Records excerpted from a collection
####################
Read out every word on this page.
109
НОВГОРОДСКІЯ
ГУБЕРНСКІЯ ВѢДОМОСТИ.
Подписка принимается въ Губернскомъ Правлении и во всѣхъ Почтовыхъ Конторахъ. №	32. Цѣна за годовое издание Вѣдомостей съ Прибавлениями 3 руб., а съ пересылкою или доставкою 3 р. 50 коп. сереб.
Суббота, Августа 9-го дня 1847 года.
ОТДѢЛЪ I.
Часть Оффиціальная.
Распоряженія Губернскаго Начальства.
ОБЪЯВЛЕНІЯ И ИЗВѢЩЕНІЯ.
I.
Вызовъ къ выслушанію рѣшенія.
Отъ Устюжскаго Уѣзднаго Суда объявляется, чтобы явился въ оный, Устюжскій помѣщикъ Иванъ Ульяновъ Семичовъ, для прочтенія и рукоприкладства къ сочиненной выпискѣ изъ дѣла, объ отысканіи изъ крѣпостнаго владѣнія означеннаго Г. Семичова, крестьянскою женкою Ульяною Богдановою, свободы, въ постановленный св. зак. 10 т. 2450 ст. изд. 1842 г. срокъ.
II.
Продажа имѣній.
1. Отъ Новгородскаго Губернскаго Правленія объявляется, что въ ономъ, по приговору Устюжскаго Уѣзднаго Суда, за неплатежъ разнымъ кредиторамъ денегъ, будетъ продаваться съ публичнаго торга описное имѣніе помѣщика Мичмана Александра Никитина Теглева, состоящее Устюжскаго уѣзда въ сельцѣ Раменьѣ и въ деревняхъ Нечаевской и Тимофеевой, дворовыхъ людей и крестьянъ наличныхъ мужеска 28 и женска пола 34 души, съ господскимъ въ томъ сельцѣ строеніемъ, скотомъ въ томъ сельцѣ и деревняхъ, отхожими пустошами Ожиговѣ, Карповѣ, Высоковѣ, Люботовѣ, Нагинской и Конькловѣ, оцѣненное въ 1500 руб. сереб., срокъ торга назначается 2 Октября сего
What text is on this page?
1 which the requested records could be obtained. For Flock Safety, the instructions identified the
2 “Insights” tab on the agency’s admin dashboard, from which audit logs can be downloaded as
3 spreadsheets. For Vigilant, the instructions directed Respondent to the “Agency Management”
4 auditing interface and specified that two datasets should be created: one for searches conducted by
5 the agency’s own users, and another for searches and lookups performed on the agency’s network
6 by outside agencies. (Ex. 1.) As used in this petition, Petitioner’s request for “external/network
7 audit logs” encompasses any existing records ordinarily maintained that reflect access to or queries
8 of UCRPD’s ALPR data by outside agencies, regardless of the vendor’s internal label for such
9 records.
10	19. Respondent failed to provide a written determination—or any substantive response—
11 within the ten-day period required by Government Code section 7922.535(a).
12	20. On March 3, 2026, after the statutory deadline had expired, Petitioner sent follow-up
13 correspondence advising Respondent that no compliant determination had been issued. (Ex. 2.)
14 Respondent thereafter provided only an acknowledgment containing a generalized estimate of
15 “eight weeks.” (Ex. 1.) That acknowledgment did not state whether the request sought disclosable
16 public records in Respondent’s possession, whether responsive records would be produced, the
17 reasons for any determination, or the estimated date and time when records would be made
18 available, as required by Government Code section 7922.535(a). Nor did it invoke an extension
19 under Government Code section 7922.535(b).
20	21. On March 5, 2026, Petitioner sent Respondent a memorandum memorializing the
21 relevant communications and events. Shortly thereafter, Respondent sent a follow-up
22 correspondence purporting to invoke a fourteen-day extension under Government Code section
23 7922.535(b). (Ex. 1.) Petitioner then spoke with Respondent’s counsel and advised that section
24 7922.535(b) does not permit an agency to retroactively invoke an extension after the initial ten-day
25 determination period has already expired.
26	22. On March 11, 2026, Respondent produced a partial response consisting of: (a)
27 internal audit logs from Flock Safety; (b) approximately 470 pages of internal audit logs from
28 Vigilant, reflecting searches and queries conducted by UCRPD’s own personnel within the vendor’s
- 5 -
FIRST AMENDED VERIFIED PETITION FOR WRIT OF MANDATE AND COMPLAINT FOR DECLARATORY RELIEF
####################
*WRITTEN EXERCISE*
Reproduce the entries above in full by retyping them exactly.

*RESULT*
Read out every word on this page.
109
НОВГОРОДСКІЯ
ГУБЕРНСКІЯ ВѢДОМОСТИ.
Подписка принимается въ Губернскомъ Правлении и во всѣхъ Почтовыхъ Конторахъ. №	32. Цѣна за годовое издание Вѣдомостей съ Прибавлениями 3 руб., а съ пересылкою или доставкою 3 р. 50 коп. сереб.
Суббота, Августа 9-го дня 1847 года.
ОТДѢЛЪ I.
Часть Оффиціальная.
Распоряженія Губернскаго Начальства.
ОБЪЯВЛЕНІЯ И ИЗВѢЩЕНІЯ.
I.
Вызовъ къ выслушанію рѣшенія.
Отъ Устюжскаго Уѣзднаго Суда объявляется, чтобы явился въ оный, Устюжскій помѣщикъ Иванъ Ульяновъ Семичовъ, для прочтенія и рукоприкладства къ сочиненной выпискѣ изъ дѣла, объ отысканіи изъ крѣпостнаго владѣнія означеннаго Г. Семичова, крестьянскою женкою Ульяною Богдановою, свободы, въ постановленный св. зак. 10 т. 2450 ст. изд. 1842 г. срокъ.
II.
Продажа имѣній.
1. Отъ Новгородскаго Губернскаго Правленія объявляется, что въ ономъ, по приговору Устюжскаго Уѣзднаго Суда, за неплатежъ разнымъ кредиторамъ денегъ, будетъ продаваться съ публичнаго торга описное имѣніе помѣщика Мичмана Александра Никитина Теглева, состоящее Устюжскаго уѣзда въ сельцѣ Раменьѣ и въ деревняхъ Нечаевской и Тимофеевой, дворовыхъ людей и крестьянъ наличныхъ мужеска 28 и женска пола 34 души, съ господскимъ въ томъ сельцѣ строеніемъ, скотомъ въ томъ сельцѣ и деревняхъ, отхожими пустошами Ожиговѣ, Карповѣ, Высоковѣ, Люботовѣ, Нагинской и Конькловѣ, оцѣненное въ 1500 руб. сереб., срокъ торга назначается 2 Октября сего
What text is on this page?
1 which the requested records could be obtained. For Flock Safety, the instructions identified the
2 “Insights” tab on the agency’s admin dashboard, from which audit logs can be downloaded as
3 spreadsheets. For Vigilant, the instructions directed Respondent to the “Agency Management”
4 auditing interface and specified that two datasets should be created: one for searches conducted by
5 the agency’s own users, and another for searches and lookups performed on the agency’s network
6 by outside agencies. (Ex. 1.) As used in this petition, Petitioner’s request for “external/network
7 audit logs” encompasses any existing records ordinarily maintained that reflect access to or queries
8 of UCRPD’s ALPR data by outside agencies, regardless of the vendor’s internal label for such
9 records.
10	19. Respondent failed to provide a written determination—or any substantive response—
11 within the ten-day period required by Government Code section 7922.535(a).
12	20. On March 3, 2026, after the statutory deadline had expired, Petitioner sent follow-up
13 correspondence advising Respondent that no compliant determination had been issued. (Ex. 2.)
14 Respondent thereafter provided only an acknowledgment containing a generalized estimate of
15 “eight weeks.” (Ex. 1.) That acknowledgment did not state whether the request sought disclosable
16 public records in Respondent’s possession, whether responsive records would be produced, the
17 reasons for any determination, or the estimated date and time when records would be made
18 available, as required by Government Code section 7922.535(a). Nor did it invoke an extension
19 under Government Code section 7922.535(b).
20	21. On March 5, 2026, Petitioner sent Respondent a memorandum memorializing the
21 relevant communications and events. Shortly thereafter, Respondent sent a follow-up
22 correspondence purporting to invoke a fourteen-day extension under Government Code section
23 7922.535(b). (Ex. 1.) Petitioner then spoke with Respondent’s counsel and advised that section
24 7922.535(b) does not permit an agency to retroactively invoke an extension after the initial ten-day
25 determination period has already expired.
26	22. On March 11, 2026, Respondent produced a partial response consisting of: (a)
27 internal audit logs from Flock Safety; (b) approximately 470 pages of internal audit logs from
28 Vigilant, reflecting searches and queries conducted by UCRPD’s own personnel within the vendor’s
- 5 -
FIRST AMENDED VERIFIED PETITION FOR WRIT OF MANDATE AND COMPLAINT FOR DECLARATORY RELIEF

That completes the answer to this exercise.